» Exercise prompt
Pull out every line in the data that has the string "fixture" in it.

[Figure data in JSON]
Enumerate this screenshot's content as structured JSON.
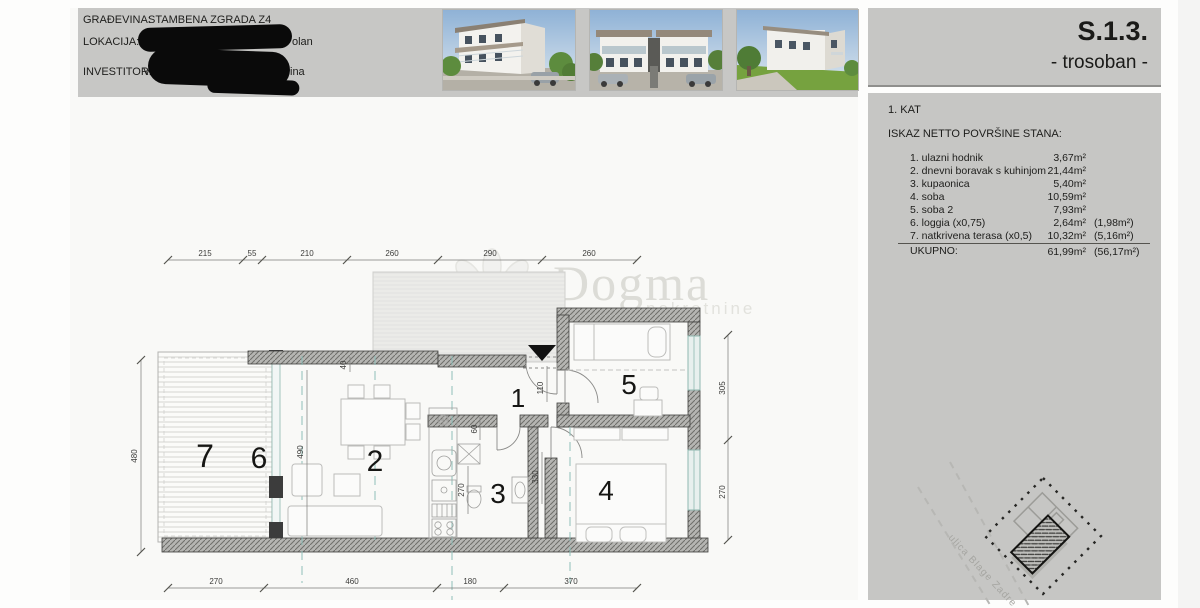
{
  "header": {
    "rows": [
      {
        "label": "GRAĐEVINA:",
        "value": "STAMBENA ZGRADA Z4"
      },
      {
        "label": "LOKACIJA:",
        "visible_fragment": "olan"
      },
      {
        "label": "INVESTITOR:",
        "visible_prefix": "V",
        "visible_fragment": "ina"
      }
    ],
    "photos": [
      "building-render-corner-view",
      "building-render-front-view",
      "building-render-rear-view"
    ]
  },
  "title_panel": {
    "code": "S.1.3.",
    "type": "- trosoban -"
  },
  "area_panel": {
    "floor": "1. KAT",
    "heading": "ISKAZ NETTO POVRŠINE STANA:",
    "rows": [
      {
        "label": "1. ulazni hodnik",
        "area": "3,67m²",
        "reduced": ""
      },
      {
        "label": "2. dnevni boravak s kuhinjom",
        "area": "21,44m²",
        "reduced": ""
      },
      {
        "label": "3. kupaonica",
        "area": "5,40m²",
        "reduced": ""
      },
      {
        "label": "4. soba",
        "area": "10,59m²",
        "reduced": ""
      },
      {
        "label": "5. soba 2",
        "area": "7,93m²",
        "reduced": ""
      },
      {
        "label": "6. loggia (x0,75)",
        "area": "2,64m²",
        "reduced": "(1,98m²)"
      },
      {
        "label": "7. natkrivena terasa (x0,5)",
        "area": "10,32m²",
        "reduced": "(5,16m²)"
      }
    ],
    "total": {
      "label": "UKUPNO:",
      "area": "61,99m²",
      "reduced": "(56,17m²)"
    }
  },
  "plan": {
    "rooms": [
      "1",
      "2",
      "3",
      "4",
      "5",
      "6",
      "7"
    ],
    "dims_top": [
      "215",
      "55",
      "210",
      "260",
      "290",
      "260"
    ],
    "dims_bottom": [
      "270",
      "460",
      "180",
      "370"
    ],
    "dims_left": [
      "480"
    ],
    "dims_right": [
      "305",
      "270"
    ],
    "dims_inner": [
      "490",
      "40",
      "110",
      "60",
      "270",
      "330"
    ]
  },
  "watermark": {
    "name": "Dogma",
    "sub": "nekretnine"
  },
  "site_plan": {
    "street": "ulica Blage Zadre"
  }
}
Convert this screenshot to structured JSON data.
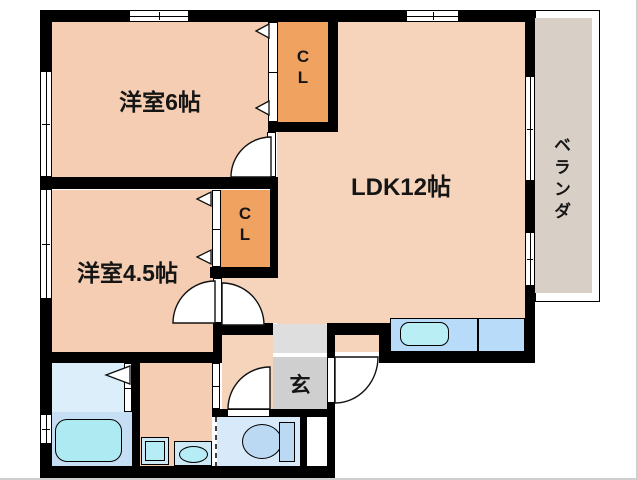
{
  "rooms": {
    "western6": {
      "label": "洋室6帖"
    },
    "western45": {
      "label": "洋室4.5帖"
    },
    "ldk": {
      "label": "LDK12帖"
    },
    "closet_top": {
      "label": "CL"
    },
    "closet_mid": {
      "label": "CL"
    },
    "entrance": {
      "label": "玄"
    },
    "veranda": {
      "label": "ベランダ"
    }
  },
  "colors": {
    "wall": "#000000",
    "room-floor": "#f4cdb2",
    "ldk-floor": "#f6d4bc",
    "closet": "#f0a261",
    "veranda": "#d8cfc7",
    "entrance-step": "#dedede",
    "entrance-floor": "#cfcfcf",
    "bath-floor": "#ddeefb",
    "bath-tub-area": "#c6def4",
    "tub": "#aeeaf2",
    "fixture-base": "#cde9f6",
    "fixture-basin": "#b5ecf5",
    "kitchen-counter": "#b7dbf8",
    "kitchen-sink": "#b9eef5",
    "toilet-floor": "#d8eaf9",
    "toilet-fixture": "#bcd9f4"
  }
}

» Completed exercise
    "fixture-base": "#cde9f6",
    "fixture-basin": "#b5ecf5",
    "toilet-fixture": "#bcd9f4"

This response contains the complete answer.